Source data start
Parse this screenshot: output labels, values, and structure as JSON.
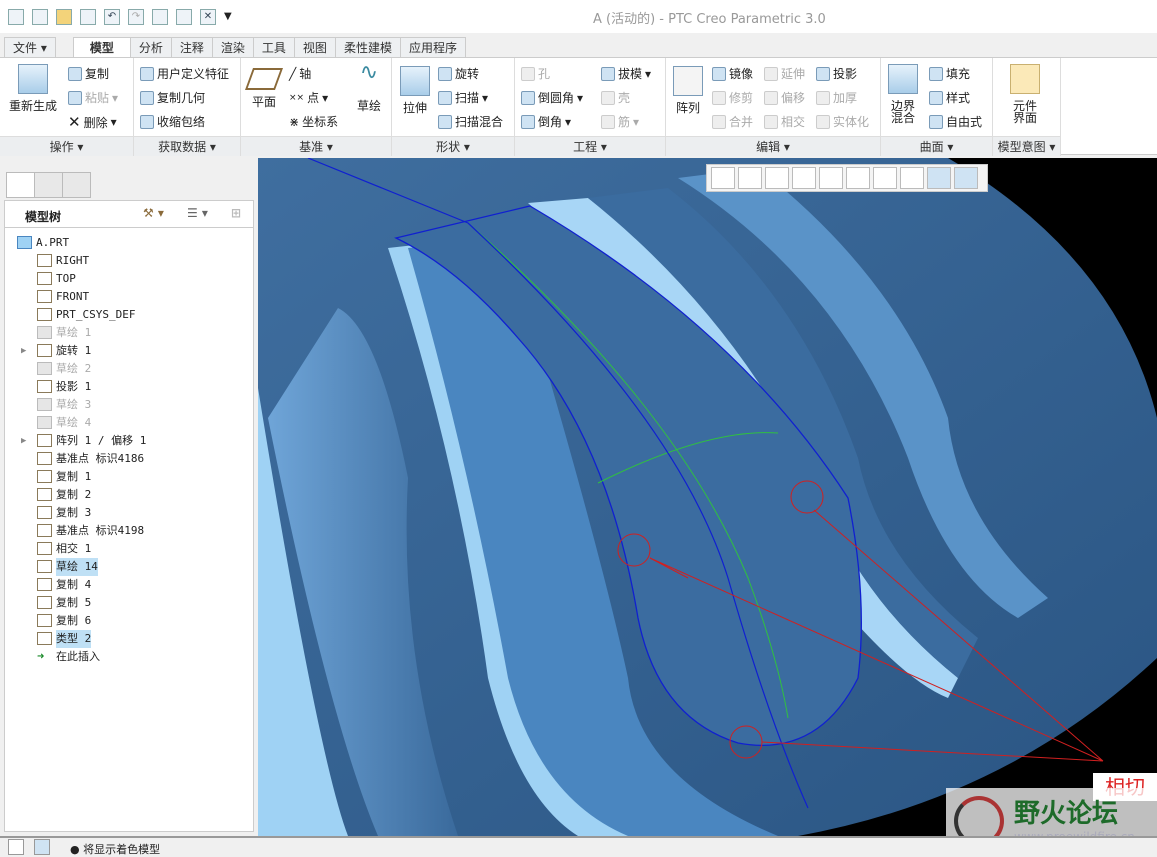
{
  "window": {
    "title": "A (活动的) - PTC Creo Parametric 3.0"
  },
  "quick_access": [
    "app-icon",
    "new-icon",
    "open-icon",
    "save-icon",
    "undo-icon",
    "redo-icon",
    "regenerate-icon",
    "windows-icon",
    "close-icon",
    "customize-icon"
  ],
  "tabs": [
    {
      "label": "文件 ▾"
    },
    {
      "label": "模型",
      "active": true
    },
    {
      "label": "分析"
    },
    {
      "label": "注释"
    },
    {
      "label": "渲染"
    },
    {
      "label": "工具"
    },
    {
      "label": "视图"
    },
    {
      "label": "柔性建模"
    },
    {
      "label": "应用程序"
    }
  ],
  "ribbon": {
    "operations": {
      "label": "操作 ▾",
      "regenerate": "重新生成",
      "copy": "复制",
      "paste": "粘贴",
      "delete": "删除"
    },
    "get_data": {
      "label": "获取数据 ▾",
      "udf": "用户定义特征",
      "copy_geom": "复制几何",
      "shrinkwrap": "收缩包络"
    },
    "datum": {
      "label": "基准 ▾",
      "plane": "平面",
      "axis": "轴",
      "point": "点",
      "csys": "坐标系",
      "sketch": "草绘"
    },
    "shapes": {
      "label": "形状 ▾",
      "extrude": "拉伸",
      "revolve": "旋转",
      "sweep": "扫描",
      "swept_blend": "扫描混合"
    },
    "engineering": {
      "label": "工程 ▾",
      "hole": "孔",
      "round": "倒圆角",
      "chamfer": "倒角",
      "draft": "拔模",
      "shell": "壳",
      "rib": "筋"
    },
    "editing": {
      "label": "编辑 ▾",
      "pattern": "阵列",
      "mirror": "镜像",
      "trim": "修剪",
      "merge": "合并",
      "extend": "延伸",
      "offset": "偏移",
      "intersect": "相交",
      "project": "投影",
      "thicken": "加厚",
      "solidify": "实体化"
    },
    "surfaces": {
      "label": "曲面 ▾",
      "boundary_blend": "边界混合",
      "fill": "填充",
      "style": "样式",
      "freestyle": "自由式"
    },
    "model_intent": {
      "label": "模型意图 ▾",
      "component_interface": "元件界面"
    }
  },
  "model_tree": {
    "title": "模型树",
    "items": [
      {
        "label": "A.PRT",
        "icon": "part-icon"
      },
      {
        "label": "RIGHT",
        "icon": "datum-plane-icon"
      },
      {
        "label": "TOP",
        "icon": "datum-plane-icon"
      },
      {
        "label": "FRONT",
        "icon": "datum-plane-icon"
      },
      {
        "label": "PRT_CSYS_DEF",
        "icon": "csys-icon"
      },
      {
        "label": "草绘 1",
        "icon": "sketch-icon",
        "dim": true
      },
      {
        "label": "旋转 1",
        "icon": "revolve-icon",
        "expandable": true
      },
      {
        "label": "草绘 2",
        "icon": "sketch-icon",
        "dim": true
      },
      {
        "label": "投影 1",
        "icon": "project-icon"
      },
      {
        "label": "草绘 3",
        "icon": "sketch-icon",
        "dim": true
      },
      {
        "label": "草绘 4",
        "icon": "sketch-icon",
        "dim": true
      },
      {
        "label": "阵列 1 / 偏移 1",
        "icon": "pattern-icon",
        "expandable": true
      },
      {
        "label": "基准点 标识4186",
        "icon": "datum-point-icon"
      },
      {
        "label": "复制 1",
        "icon": "copy-surface-icon"
      },
      {
        "label": "复制 2",
        "icon": "copy-surface-icon"
      },
      {
        "label": "复制 3",
        "icon": "copy-surface-icon"
      },
      {
        "label": "基准点 标识4198",
        "icon": "datum-point-icon"
      },
      {
        "label": "相交 1",
        "icon": "intersect-icon"
      },
      {
        "label": "草绘 14",
        "icon": "sketch-icon",
        "selected": true
      },
      {
        "label": "复制 4",
        "icon": "copy-surface-icon"
      },
      {
        "label": "复制 5",
        "icon": "copy-surface-icon"
      },
      {
        "label": "复制 6",
        "icon": "copy-surface-icon"
      },
      {
        "label": "类型 2",
        "icon": "boundary-surface-icon",
        "selected": true
      },
      {
        "label": "在此插入",
        "icon": "insert-here-arrow-icon"
      }
    ]
  },
  "viewport": {
    "annotation": "相切",
    "colors": {
      "model": "#4a7aab",
      "curve_blue": "#1020d0",
      "curve_green": "#30c040",
      "annotation_red": "#d02020"
    }
  },
  "watermark": {
    "title": "野火论坛",
    "url": "www.proewildfire.cn"
  },
  "status": {
    "message": "将显示着色模型"
  }
}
Source data end
## Task goal
Every line should be retyped exactly, with the pictures omitted.

## Task result
Parse this screenshot: output labels, values, and structure as JSON.
{
  "window": {
    "title": "A (活动的) - PTC Creo Parametric 3.0"
  },
  "quick_access": [
    "app-icon",
    "new-icon",
    "open-icon",
    "save-icon",
    "undo-icon",
    "redo-icon",
    "regenerate-icon",
    "windows-icon",
    "close-icon",
    "customize-icon"
  ],
  "tabs": [
    {
      "label": "文件 ▾"
    },
    {
      "label": "模型",
      "active": true
    },
    {
      "label": "分析"
    },
    {
      "label": "注释"
    },
    {
      "label": "渲染"
    },
    {
      "label": "工具"
    },
    {
      "label": "视图"
    },
    {
      "label": "柔性建模"
    },
    {
      "label": "应用程序"
    }
  ],
  "ribbon": {
    "operations": {
      "label": "操作 ▾",
      "regenerate": "重新生成",
      "copy": "复制",
      "paste": "粘贴",
      "delete": "删除"
    },
    "get_data": {
      "label": "获取数据 ▾",
      "udf": "用户定义特征",
      "copy_geom": "复制几何",
      "shrinkwrap": "收缩包络"
    },
    "datum": {
      "label": "基准 ▾",
      "plane": "平面",
      "axis": "轴",
      "point": "点",
      "csys": "坐标系",
      "sketch": "草绘"
    },
    "shapes": {
      "label": "形状 ▾",
      "extrude": "拉伸",
      "revolve": "旋转",
      "sweep": "扫描",
      "swept_blend": "扫描混合"
    },
    "engineering": {
      "label": "工程 ▾",
      "hole": "孔",
      "round": "倒圆角",
      "chamfer": "倒角",
      "draft": "拔模",
      "shell": "壳",
      "rib": "筋"
    },
    "editing": {
      "label": "编辑 ▾",
      "pattern": "阵列",
      "mirror": "镜像",
      "trim": "修剪",
      "merge": "合并",
      "extend": "延伸",
      "offset": "偏移",
      "intersect": "相交",
      "project": "投影",
      "thicken": "加厚",
      "solidify": "实体化"
    },
    "surfaces": {
      "label": "曲面 ▾",
      "boundary_blend": "边界混合",
      "fill": "填充",
      "style": "样式",
      "freestyle": "自由式"
    },
    "model_intent": {
      "label": "模型意图 ▾",
      "component_interface": "元件界面"
    }
  },
  "model_tree": {
    "title": "模型树",
    "items": [
      {
        "label": "A.PRT",
        "icon": "part-icon"
      },
      {
        "label": "RIGHT",
        "icon": "datum-plane-icon"
      },
      {
        "label": "TOP",
        "icon": "datum-plane-icon"
      },
      {
        "label": "FRONT",
        "icon": "datum-plane-icon"
      },
      {
        "label": "PRT_CSYS_DEF",
        "icon": "csys-icon"
      },
      {
        "label": "草绘 1",
        "icon": "sketch-icon",
        "dim": true
      },
      {
        "label": "旋转 1",
        "icon": "revolve-icon",
        "expandable": true
      },
      {
        "label": "草绘 2",
        "icon": "sketch-icon",
        "dim": true
      },
      {
        "label": "投影 1",
        "icon": "project-icon"
      },
      {
        "label": "草绘 3",
        "icon": "sketch-icon",
        "dim": true
      },
      {
        "label": "草绘 4",
        "icon": "sketch-icon",
        "dim": true
      },
      {
        "label": "阵列 1 / 偏移 1",
        "icon": "pattern-icon",
        "expandable": true
      },
      {
        "label": "基准点 标识4186",
        "icon": "datum-point-icon"
      },
      {
        "label": "复制 1",
        "icon": "copy-surface-icon"
      },
      {
        "label": "复制 2",
        "icon": "copy-surface-icon"
      },
      {
        "label": "复制 3",
        "icon": "copy-surface-icon"
      },
      {
        "label": "基准点 标识4198",
        "icon": "datum-point-icon"
      },
      {
        "label": "相交 1",
        "icon": "intersect-icon"
      },
      {
        "label": "草绘 14",
        "icon": "sketch-icon",
        "selected": true
      },
      {
        "label": "复制 4",
        "icon": "copy-surface-icon"
      },
      {
        "label": "复制 5",
        "icon": "copy-surface-icon"
      },
      {
        "label": "复制 6",
        "icon": "copy-surface-icon"
      },
      {
        "label": "类型 2",
        "icon": "boundary-surface-icon",
        "selected": true
      },
      {
        "label": "在此插入",
        "icon": "insert-here-arrow-icon"
      }
    ]
  },
  "viewport": {
    "annotation": "相切",
    "colors": {
      "model": "#4a7aab",
      "curve_blue": "#1020d0",
      "curve_green": "#30c040",
      "annotation_red": "#d02020"
    }
  },
  "watermark": {
    "title": "野火论坛",
    "url": "www.proewildfire.cn"
  },
  "status": {
    "message": "将显示着色模型"
  }
}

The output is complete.